(Data records)
╭──
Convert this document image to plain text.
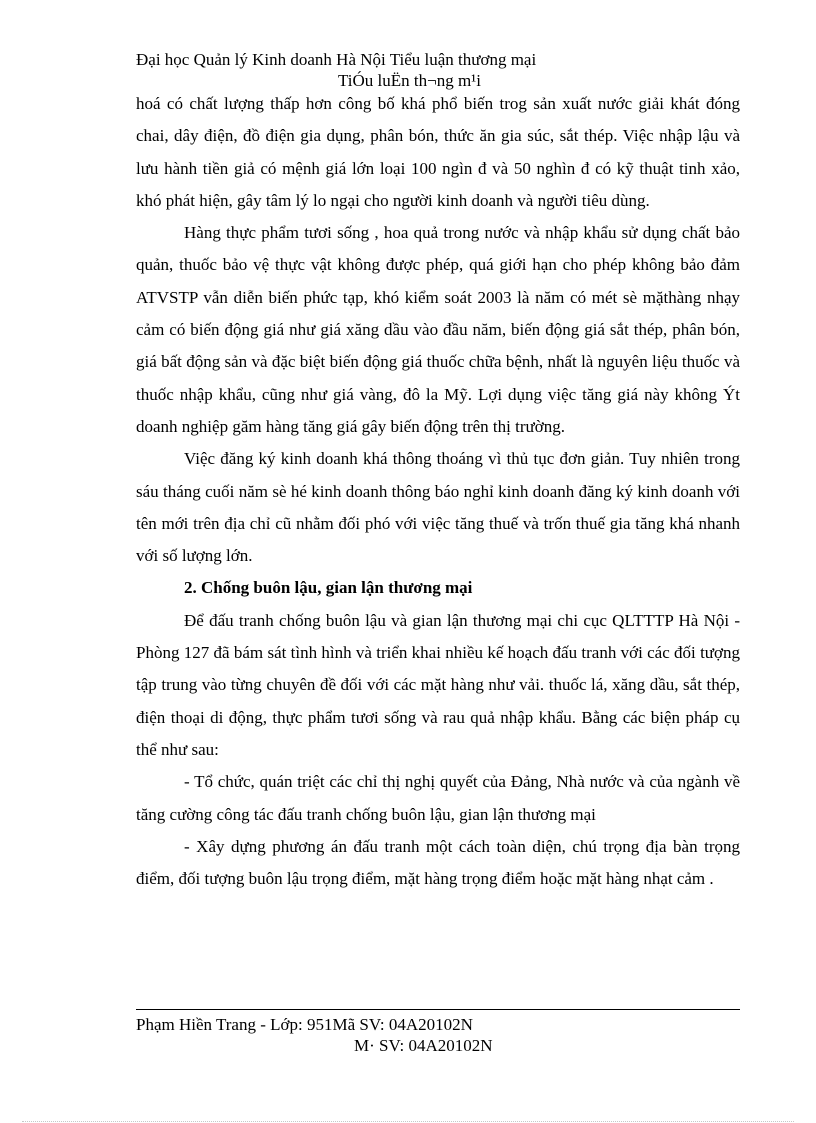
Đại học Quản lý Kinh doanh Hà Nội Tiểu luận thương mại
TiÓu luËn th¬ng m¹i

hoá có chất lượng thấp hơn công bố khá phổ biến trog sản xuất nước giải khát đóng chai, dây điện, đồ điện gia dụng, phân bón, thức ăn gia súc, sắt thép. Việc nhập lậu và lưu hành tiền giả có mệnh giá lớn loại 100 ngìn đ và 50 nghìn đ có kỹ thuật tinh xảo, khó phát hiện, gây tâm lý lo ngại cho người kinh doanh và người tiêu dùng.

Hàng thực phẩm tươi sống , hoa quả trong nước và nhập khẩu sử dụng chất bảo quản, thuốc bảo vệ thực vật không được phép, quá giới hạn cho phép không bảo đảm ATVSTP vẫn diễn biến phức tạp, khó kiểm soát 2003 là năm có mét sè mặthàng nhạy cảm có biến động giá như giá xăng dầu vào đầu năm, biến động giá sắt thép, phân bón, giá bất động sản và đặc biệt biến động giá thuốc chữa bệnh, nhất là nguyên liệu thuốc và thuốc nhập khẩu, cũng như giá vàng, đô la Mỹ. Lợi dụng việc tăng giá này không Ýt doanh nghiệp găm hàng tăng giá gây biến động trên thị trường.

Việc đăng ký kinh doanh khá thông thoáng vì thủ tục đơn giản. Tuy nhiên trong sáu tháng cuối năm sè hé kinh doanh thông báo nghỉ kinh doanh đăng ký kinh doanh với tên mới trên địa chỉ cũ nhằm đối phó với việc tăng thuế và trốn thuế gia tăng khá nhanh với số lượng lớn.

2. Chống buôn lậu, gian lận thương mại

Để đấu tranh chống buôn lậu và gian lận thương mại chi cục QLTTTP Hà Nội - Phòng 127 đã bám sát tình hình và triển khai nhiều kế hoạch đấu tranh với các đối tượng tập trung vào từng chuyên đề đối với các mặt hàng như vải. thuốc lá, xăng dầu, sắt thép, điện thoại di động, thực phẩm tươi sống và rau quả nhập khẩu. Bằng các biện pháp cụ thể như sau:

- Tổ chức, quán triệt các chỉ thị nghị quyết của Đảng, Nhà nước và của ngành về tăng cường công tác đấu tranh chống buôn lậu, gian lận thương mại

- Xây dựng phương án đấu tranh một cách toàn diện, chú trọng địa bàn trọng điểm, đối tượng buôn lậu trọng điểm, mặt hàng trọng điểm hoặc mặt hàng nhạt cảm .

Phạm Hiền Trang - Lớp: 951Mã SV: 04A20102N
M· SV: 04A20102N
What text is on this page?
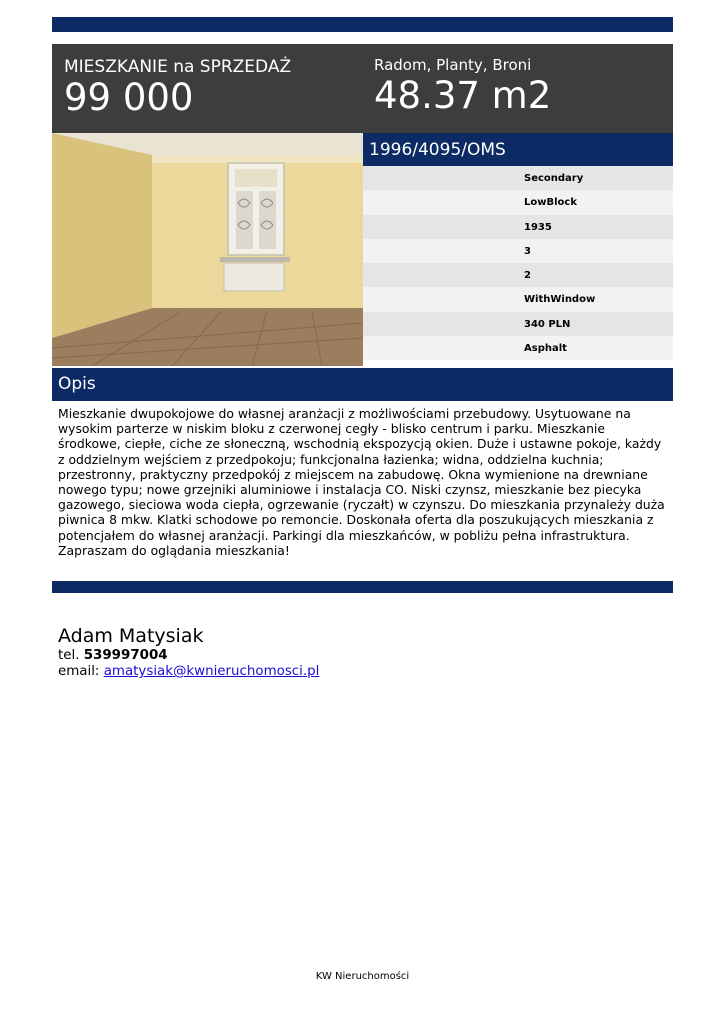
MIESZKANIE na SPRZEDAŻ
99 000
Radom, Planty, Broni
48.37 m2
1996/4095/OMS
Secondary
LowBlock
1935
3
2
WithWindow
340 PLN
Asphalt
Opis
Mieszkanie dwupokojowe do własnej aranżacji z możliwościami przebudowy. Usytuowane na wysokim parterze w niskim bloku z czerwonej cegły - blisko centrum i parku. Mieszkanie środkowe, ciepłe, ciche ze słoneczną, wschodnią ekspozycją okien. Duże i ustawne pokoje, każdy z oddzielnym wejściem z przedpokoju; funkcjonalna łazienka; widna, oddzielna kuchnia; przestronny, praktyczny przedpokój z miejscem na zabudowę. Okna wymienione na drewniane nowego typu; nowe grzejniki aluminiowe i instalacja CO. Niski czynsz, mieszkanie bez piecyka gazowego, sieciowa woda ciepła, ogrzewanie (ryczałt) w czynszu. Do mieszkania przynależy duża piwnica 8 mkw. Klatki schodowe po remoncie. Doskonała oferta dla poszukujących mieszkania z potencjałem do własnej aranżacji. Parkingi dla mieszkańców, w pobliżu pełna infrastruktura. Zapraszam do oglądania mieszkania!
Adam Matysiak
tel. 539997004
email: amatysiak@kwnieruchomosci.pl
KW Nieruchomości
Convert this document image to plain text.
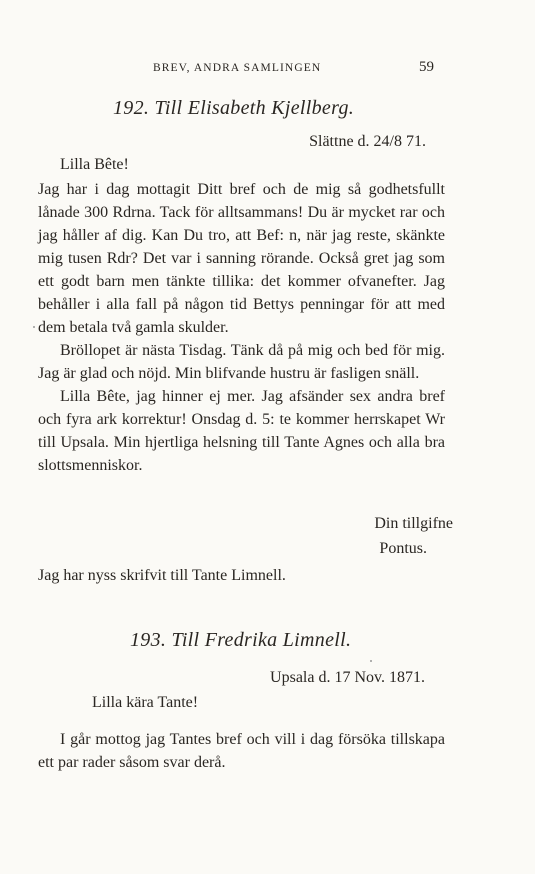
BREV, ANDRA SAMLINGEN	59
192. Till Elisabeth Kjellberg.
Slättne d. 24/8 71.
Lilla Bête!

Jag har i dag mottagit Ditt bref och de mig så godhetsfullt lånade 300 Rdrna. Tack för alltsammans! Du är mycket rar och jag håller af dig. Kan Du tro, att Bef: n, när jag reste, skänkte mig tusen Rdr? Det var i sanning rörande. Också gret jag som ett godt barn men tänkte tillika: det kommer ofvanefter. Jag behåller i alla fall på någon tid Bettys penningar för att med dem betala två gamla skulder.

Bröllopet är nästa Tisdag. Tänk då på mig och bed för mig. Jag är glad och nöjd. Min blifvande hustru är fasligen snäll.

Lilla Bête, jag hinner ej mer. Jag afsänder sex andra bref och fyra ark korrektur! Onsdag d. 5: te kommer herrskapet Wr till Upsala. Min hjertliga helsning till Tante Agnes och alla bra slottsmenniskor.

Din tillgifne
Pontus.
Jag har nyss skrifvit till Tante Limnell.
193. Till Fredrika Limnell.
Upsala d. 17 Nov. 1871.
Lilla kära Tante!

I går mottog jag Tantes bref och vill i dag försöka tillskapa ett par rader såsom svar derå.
╰──
* **TASK**: Leave every image out, and retype the material exactly.

* **ANSWER BELOW**:
Convert this document image to plain text.
Đại học Quản lý Kinh doanh Hà Nội Tiểu luận thương mại
TiÓu luËn th¬ng m¹i

hoá có chất lượng thấp hơn công bố khá phổ biến trog sản xuất nước giải khát đóng chai, dây điện, đồ điện gia dụng, phân bón, thức ăn gia súc, sắt thép. Việc nhập lậu và lưu hành tiền giả có mệnh giá lớn loại 100 ngìn đ và 50 nghìn đ có kỹ thuật tinh xảo, khó phát hiện, gây tâm lý lo ngại cho người kinh doanh và người tiêu dùng.

Hàng thực phẩm tươi sống , hoa quả trong nước và nhập khẩu sử dụng chất bảo quản, thuốc bảo vệ thực vật không được phép, quá giới hạn cho phép không bảo đảm ATVSTP vẫn diễn biến phức tạp, khó kiểm soát 2003 là năm có mét sè mặthàng nhạy cảm có biến động giá như giá xăng dầu vào đầu năm, biến động giá sắt thép, phân bón, giá bất động sản và đặc biệt biến động giá thuốc chữa bệnh, nhất là nguyên liệu thuốc và thuốc nhập khẩu, cũng như giá vàng, đô la Mỹ. Lợi dụng việc tăng giá này không Ýt doanh nghiệp găm hàng tăng giá gây biến động trên thị trường.

Việc đăng ký kinh doanh khá thông thoáng vì thủ tục đơn giản. Tuy nhiên trong sáu tháng cuối năm sè hé kinh doanh thông báo nghỉ kinh doanh đăng ký kinh doanh với tên mới trên địa chỉ cũ nhằm đối phó với việc tăng thuế và trốn thuế gia tăng khá nhanh với số lượng lớn.

2. Chống buôn lậu, gian lận thương mại

Để đấu tranh chống buôn lậu và gian lận thương mại chi cục QLTTTP Hà Nội - Phòng 127 đã bám sát tình hình và triển khai nhiều kế hoạch đấu tranh với các đối tượng tập trung vào từng chuyên đề đối với các mặt hàng như vải. thuốc lá, xăng dầu, sắt thép, điện thoại di động, thực phẩm tươi sống và rau quả nhập khẩu. Bằng các biện pháp cụ thể như sau:

- Tổ chức, quán triệt các chỉ thị nghị quyết của Đảng, Nhà nước và của ngành về tăng cường công tác đấu tranh chống buôn lậu, gian lận thương mại

- Xây dựng phương án đấu tranh một cách toàn diện, chú trọng địa bàn trọng điểm, đối tượng buôn lậu trọng điểm, mặt hàng trọng điểm hoặc mặt hàng nhạt cảm .

Phạm Hiền Trang - Lớp: 951Mã SV: 04A20102N
M· SV: 04A20102N
What text is on this page?
MIESZKANIE na SPRZEDAŻ
99 000
Radom, Planty, Broni
48.37 m2
1996/4095/OMS
Secondary
LowBlock
1935
3
2
WithWindow
340 PLN
Asphalt
Opis
Mieszkanie dwupokojowe do własnej aranżacji z możliwościami przebudowy. Usytuowane na wysokim parterze w niskim bloku z czerwonej cegły - blisko centrum i parku. Mieszkanie środkowe, ciepłe, ciche ze słoneczną, wschodnią ekspozycją okien. Duże i ustawne pokoje, każdy z oddzielnym wejściem z przedpokoju; funkcjonalna łazienka; widna, oddzielna kuchnia; przestronny, praktyczny przedpokój z miejscem na zabudowę. Okna wymienione na drewniane nowego typu; nowe grzejniki aluminiowe i instalacja CO. Niski czynsz, mieszkanie bez piecyka gazowego, sieciowa woda ciepła, ogrzewanie (ryczałt) w czynszu. Do mieszkania przynależy duża piwnica 8 mkw. Klatki schodowe po remoncie. Doskonała oferta dla poszukujących mieszkania z potencjałem do własnej aranżacji. Parkingi dla mieszkańców, w pobliżu pełna infrastruktura. Zapraszam do oglądania mieszkania!
Adam Matysiak
tel. 539997004
email: amatysiak@kwnieruchomosci.pl
KW Nieruchomości
Convert this document image to plain text.
BREV, ANDRA SAMLINGEN	59
192. Till Elisabeth Kjellberg.
Slättne d. 24/8 71.
Lilla Bête!

Jag har i dag mottagit Ditt bref och de mig så godhetsfullt lånade 300 Rdrna. Tack för alltsammans! Du är mycket rar och jag håller af dig. Kan Du tro, att Bef: n, när jag reste, skänkte mig tusen Rdr? Det var i sanning rörande. Också gret jag som ett godt barn men tänkte tillika: det kommer ofvanefter. Jag behåller i alla fall på någon tid Bettys penningar för att med dem betala två gamla skulder.

Bröllopet är nästa Tisdag. Tänk då på mig och bed för mig. Jag är glad och nöjd. Min blifvande hustru är fasligen snäll.

Lilla Bête, jag hinner ej mer. Jag afsänder sex andra bref och fyra ark korrektur! Onsdag d. 5: te kommer herrskapet Wr till Upsala. Min hjertliga helsning till Tante Agnes och alla bra slottsmenniskor.

Din tillgifne
Pontus.
Jag har nyss skrifvit till Tante Limnell.
193. Till Fredrika Limnell.
Upsala d. 17 Nov. 1871.
Lilla kära Tante!

I går mottog jag Tantes bref och vill i dag försöka tillskapa ett par rader såsom svar derå.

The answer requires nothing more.